BEGIN

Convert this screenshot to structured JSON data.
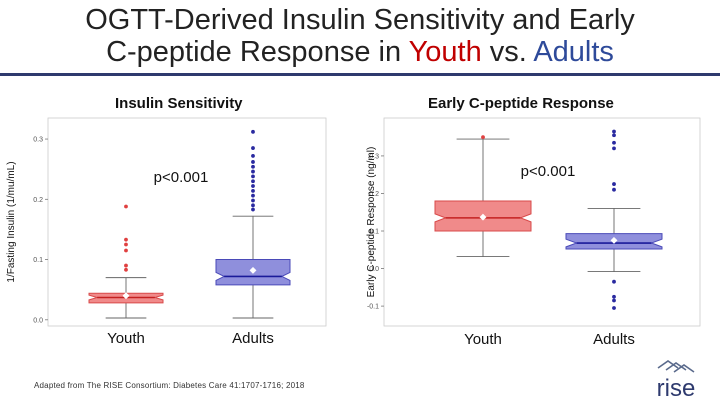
{
  "title": {
    "line1": "OGTT-Derived Insulin Sensitivity and Early",
    "line2_prefix": "C-peptide Response in ",
    "line2_youth": "Youth",
    "line2_mid": " vs. ",
    "line2_adults": "Adults"
  },
  "footer": "Adapted from The RISE Consortium: Diabetes Care 41:1707-1716; 2018",
  "logo_text": "rise",
  "colors": {
    "youth_fill": "#f08a8a",
    "youth_stroke": "#d84a4a",
    "youth_median": "#c42020",
    "adult_fill": "#8f8fdc",
    "adult_stroke": "#4a4ab8",
    "adult_median": "#1a1a9a",
    "outlier_youth": "#e04040",
    "outlier_adult": "#2a2aa0",
    "title_accent_red": "#c00000",
    "title_accent_blue": "#2e4a9a",
    "rule": "#2e3a6e"
  },
  "chart_data": [
    {
      "type": "boxplot",
      "title": "Insulin Sensitivity",
      "ylabel": "1/Fasting Insulin (1/mu/mL)",
      "xlabel": "",
      "ylim": [
        -0.002,
        0.32
      ],
      "yticks": [
        0.0,
        0.1,
        0.2,
        0.3
      ],
      "ytick_labels": [
        "0.0",
        "0.1",
        "0.2",
        "0.3"
      ],
      "categories": [
        "Youth",
        "Adults"
      ],
      "annotation": "p<0.001",
      "boxes": [
        {
          "name": "Youth",
          "whisker_low": 0.003,
          "q1": 0.028,
          "median": 0.037,
          "q3": 0.044,
          "whisker_high": 0.07,
          "mean": 0.04,
          "outliers": [
            0.083,
            0.09,
            0.115,
            0.125,
            0.133,
            0.188
          ]
        },
        {
          "name": "Adults",
          "whisker_low": 0.003,
          "q1": 0.058,
          "median": 0.072,
          "q3": 0.1,
          "whisker_high": 0.172,
          "mean": 0.082,
          "outliers": [
            0.183,
            0.19,
            0.198,
            0.206,
            0.214,
            0.222,
            0.23,
            0.238,
            0.246,
            0.254,
            0.262,
            0.272,
            0.285,
            0.312
          ]
        }
      ]
    },
    {
      "type": "boxplot",
      "title": "Early C-peptide Response",
      "ylabel": "Early C-peptide Response (ng/ml)",
      "xlabel": "",
      "ylim": [
        -0.145,
        0.385
      ],
      "yticks": [
        -0.1,
        0.0,
        0.1,
        0.2,
        0.3
      ],
      "ytick_labels": [
        "-0.1",
        "0.0",
        "0.1",
        "0.2",
        "0.3"
      ],
      "categories": [
        "Youth",
        "Adults"
      ],
      "annotation": "p<0.001",
      "boxes": [
        {
          "name": "Youth",
          "whisker_low": 0.032,
          "q1": 0.1,
          "median": 0.135,
          "q3": 0.18,
          "whisker_high": 0.345,
          "mean": 0.137,
          "outliers": [
            0.35
          ]
        },
        {
          "name": "Adults",
          "whisker_low": -0.008,
          "q1": 0.052,
          "median": 0.068,
          "q3": 0.093,
          "whisker_high": 0.16,
          "mean": 0.075,
          "outliers": [
            -0.035,
            -0.075,
            -0.085,
            -0.105,
            0.21,
            0.225,
            0.32,
            0.335,
            0.355,
            0.365
          ]
        }
      ]
    }
  ]
}
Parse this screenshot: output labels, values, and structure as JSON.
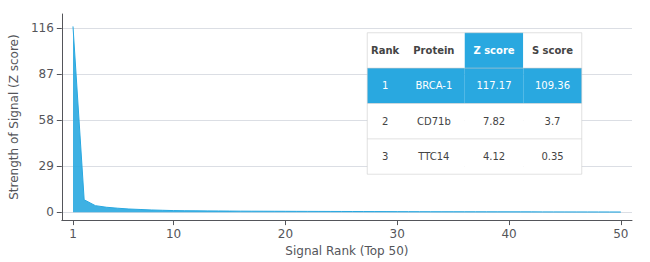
{
  "chart_data": {
    "type": "area",
    "x": [
      1,
      2,
      3,
      4,
      5,
      6,
      7,
      8,
      9,
      10,
      11,
      12,
      13,
      14,
      15,
      16,
      17,
      18,
      19,
      20,
      21,
      22,
      23,
      24,
      25,
      26,
      27,
      28,
      29,
      30,
      31,
      32,
      33,
      34,
      35,
      36,
      37,
      38,
      39,
      40,
      41,
      42,
      43,
      44,
      45,
      46,
      47,
      48,
      49,
      50
    ],
    "values": [
      117.17,
      7.82,
      4.12,
      3.1,
      2.5,
      2.0,
      1.7,
      1.4,
      1.2,
      1.0,
      0.9,
      0.85,
      0.8,
      0.75,
      0.7,
      0.65,
      0.62,
      0.6,
      0.58,
      0.55,
      0.52,
      0.5,
      0.48,
      0.46,
      0.44,
      0.42,
      0.4,
      0.38,
      0.36,
      0.34,
      0.32,
      0.3,
      0.28,
      0.27,
      0.26,
      0.25,
      0.24,
      0.23,
      0.22,
      0.21,
      0.2,
      0.19,
      0.18,
      0.17,
      0.16,
      0.15,
      0.14,
      0.13,
      0.12,
      0.11
    ],
    "color": "#29a8e0",
    "xlabel": "Signal Rank (Top 50)",
    "ylabel": "Strength of Signal (Z score)",
    "xlim": [
      0,
      51
    ],
    "ylim": [
      -5,
      125
    ],
    "xticks": [
      1,
      10,
      20,
      30,
      40,
      50
    ],
    "yticks": [
      0,
      29,
      58,
      87,
      116
    ],
    "grid": true,
    "table": [
      [
        "Rank",
        "Protein",
        "Z score",
        "S score"
      ],
      [
        "1",
        "BRCA-1",
        "117.17",
        "109.36"
      ],
      [
        "2",
        "CD71b",
        "7.82",
        "3.7"
      ],
      [
        "3",
        "TTC14",
        "4.12",
        "0.35"
      ]
    ]
  }
}
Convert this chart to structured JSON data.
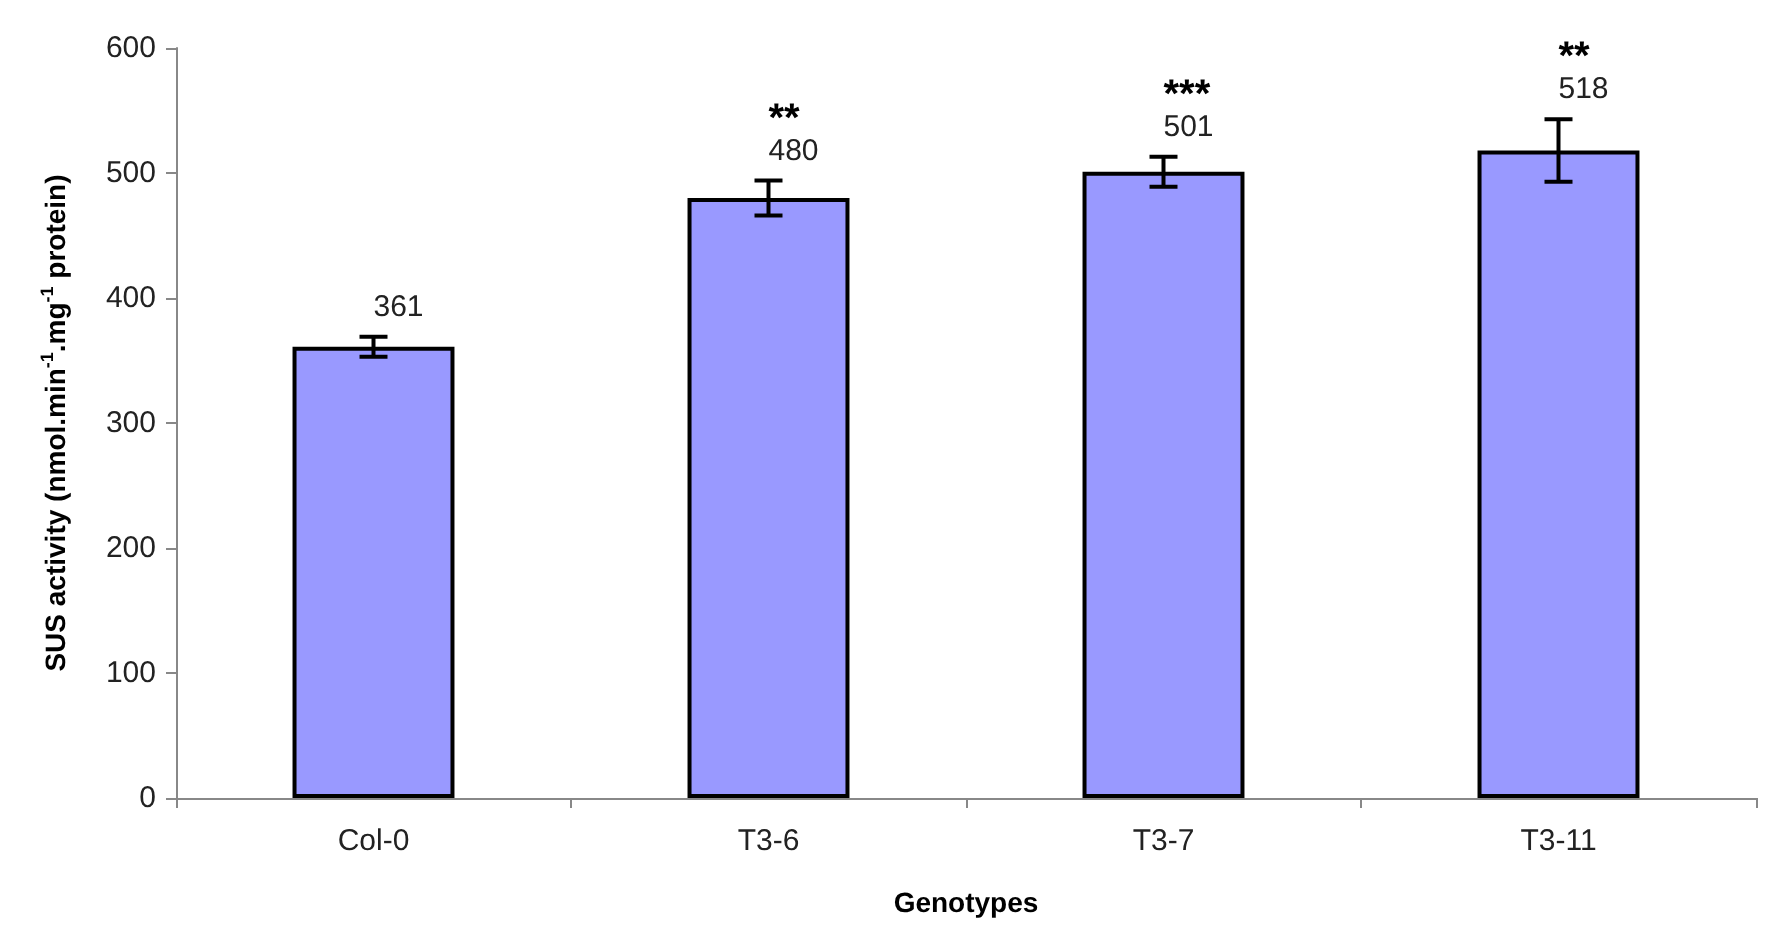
{
  "chart_data": {
    "type": "bar",
    "xlabel": "Genotypes",
    "ylabel": "SUS activity (nmol.min$^{-1}$.mg$^{-1}$ protein)",
    "categories": [
      "Col-0",
      "T3-6",
      "T3-7",
      "T3-11"
    ],
    "values": [
      361,
      480,
      501,
      518
    ],
    "errors": [
      8,
      14,
      12,
      25
    ],
    "color": "#9999ff",
    "ylim": [
      0,
      600
    ],
    "yticks": [
      0,
      100,
      200,
      300,
      400,
      500,
      600
    ],
    "grid": false,
    "data_labels": true,
    "annotations": [
      "**",
      "***",
      "**"
    ]
  }
}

END

**Prompt:**
Using the material above, filter for lines holding "peptide" and copy each one.

**Response to this exercise:**
    "line2_prefix": "C-peptide Response in ",
      "title": "Early C-peptide Response",
      "ylabel": "Early C-peptide Response (ng/ml)",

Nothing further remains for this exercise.